• **Task**
Repeat the lines that follow, leaving nothing out.

• **Given data**

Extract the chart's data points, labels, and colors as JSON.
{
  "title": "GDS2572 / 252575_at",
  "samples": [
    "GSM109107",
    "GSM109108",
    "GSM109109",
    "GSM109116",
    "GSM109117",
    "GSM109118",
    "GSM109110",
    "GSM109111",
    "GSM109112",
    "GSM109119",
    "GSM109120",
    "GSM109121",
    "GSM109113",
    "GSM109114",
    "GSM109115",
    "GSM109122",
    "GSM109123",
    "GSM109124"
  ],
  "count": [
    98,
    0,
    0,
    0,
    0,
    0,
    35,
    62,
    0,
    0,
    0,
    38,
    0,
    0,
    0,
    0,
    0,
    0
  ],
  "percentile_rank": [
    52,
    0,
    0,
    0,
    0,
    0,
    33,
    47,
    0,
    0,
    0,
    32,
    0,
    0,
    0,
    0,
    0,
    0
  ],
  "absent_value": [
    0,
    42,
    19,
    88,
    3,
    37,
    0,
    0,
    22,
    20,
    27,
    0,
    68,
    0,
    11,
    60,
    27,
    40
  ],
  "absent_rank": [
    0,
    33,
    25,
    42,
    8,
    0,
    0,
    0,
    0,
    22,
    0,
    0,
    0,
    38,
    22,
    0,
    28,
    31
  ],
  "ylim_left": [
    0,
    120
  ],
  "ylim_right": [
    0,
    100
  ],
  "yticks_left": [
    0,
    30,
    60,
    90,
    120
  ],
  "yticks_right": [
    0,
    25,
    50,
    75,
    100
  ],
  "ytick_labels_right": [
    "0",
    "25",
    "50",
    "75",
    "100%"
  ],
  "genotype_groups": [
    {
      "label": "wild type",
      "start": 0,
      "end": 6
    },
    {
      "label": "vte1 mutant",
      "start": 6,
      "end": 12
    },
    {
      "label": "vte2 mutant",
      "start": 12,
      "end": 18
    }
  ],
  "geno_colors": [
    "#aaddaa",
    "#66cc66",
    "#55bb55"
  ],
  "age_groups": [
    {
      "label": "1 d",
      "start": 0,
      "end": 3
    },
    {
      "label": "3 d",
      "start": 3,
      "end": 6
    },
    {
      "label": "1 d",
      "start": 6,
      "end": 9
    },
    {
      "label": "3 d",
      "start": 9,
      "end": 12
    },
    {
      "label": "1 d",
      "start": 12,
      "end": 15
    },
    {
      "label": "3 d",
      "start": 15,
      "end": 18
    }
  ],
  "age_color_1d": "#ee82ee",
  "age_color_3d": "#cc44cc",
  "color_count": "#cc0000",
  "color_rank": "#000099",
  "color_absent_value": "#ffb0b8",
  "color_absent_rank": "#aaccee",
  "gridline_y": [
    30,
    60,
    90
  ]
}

• **Answer to the problem**
Extract the chart's data points, labels, and colors as JSON.
{
  "title": "GDS2572 / 252575_at",
  "samples": [
    "GSM109107",
    "GSM109108",
    "GSM109109",
    "GSM109116",
    "GSM109117",
    "GSM109118",
    "GSM109110",
    "GSM109111",
    "GSM109112",
    "GSM109119",
    "GSM109120",
    "GSM109121",
    "GSM109113",
    "GSM109114",
    "GSM109115",
    "GSM109122",
    "GSM109123",
    "GSM109124"
  ],
  "count": [
    98,
    0,
    0,
    0,
    0,
    0,
    35,
    62,
    0,
    0,
    0,
    38,
    0,
    0,
    0,
    0,
    0,
    0
  ],
  "percentile_rank": [
    52,
    0,
    0,
    0,
    0,
    0,
    33,
    47,
    0,
    0,
    0,
    32,
    0,
    0,
    0,
    0,
    0,
    0
  ],
  "absent_value": [
    0,
    42,
    19,
    88,
    3,
    37,
    0,
    0,
    22,
    20,
    27,
    0,
    68,
    0,
    11,
    60,
    27,
    40
  ],
  "absent_rank": [
    0,
    33,
    25,
    42,
    8,
    0,
    0,
    0,
    0,
    22,
    0,
    0,
    0,
    38,
    22,
    0,
    28,
    31
  ],
  "ylim_left": [
    0,
    120
  ],
  "ylim_right": [
    0,
    100
  ],
  "yticks_left": [
    0,
    30,
    60,
    90,
    120
  ],
  "yticks_right": [
    0,
    25,
    50,
    75,
    100
  ],
  "ytick_labels_right": [
    "0",
    "25",
    "50",
    "75",
    "100%"
  ],
  "genotype_groups": [
    {
      "label": "wild type",
      "start": 0,
      "end": 6
    },
    {
      "label": "vte1 mutant",
      "start": 6,
      "end": 12
    },
    {
      "label": "vte2 mutant",
      "start": 12,
      "end": 18
    }
  ],
  "geno_colors": [
    "#aaddaa",
    "#66cc66",
    "#55bb55"
  ],
  "age_groups": [
    {
      "label": "1 d",
      "start": 0,
      "end": 3
    },
    {
      "label": "3 d",
      "start": 3,
      "end": 6
    },
    {
      "label": "1 d",
      "start": 6,
      "end": 9
    },
    {
      "label": "3 d",
      "start": 9,
      "end": 12
    },
    {
      "label": "1 d",
      "start": 12,
      "end": 15
    },
    {
      "label": "3 d",
      "start": 15,
      "end": 18
    }
  ],
  "age_color_1d": "#ee82ee",
  "age_color_3d": "#cc44cc",
  "color_count": "#cc0000",
  "color_rank": "#000099",
  "color_absent_value": "#ffb0b8",
  "color_absent_rank": "#aaccee",
  "gridline_y": [
    30,
    60,
    90
  ]
}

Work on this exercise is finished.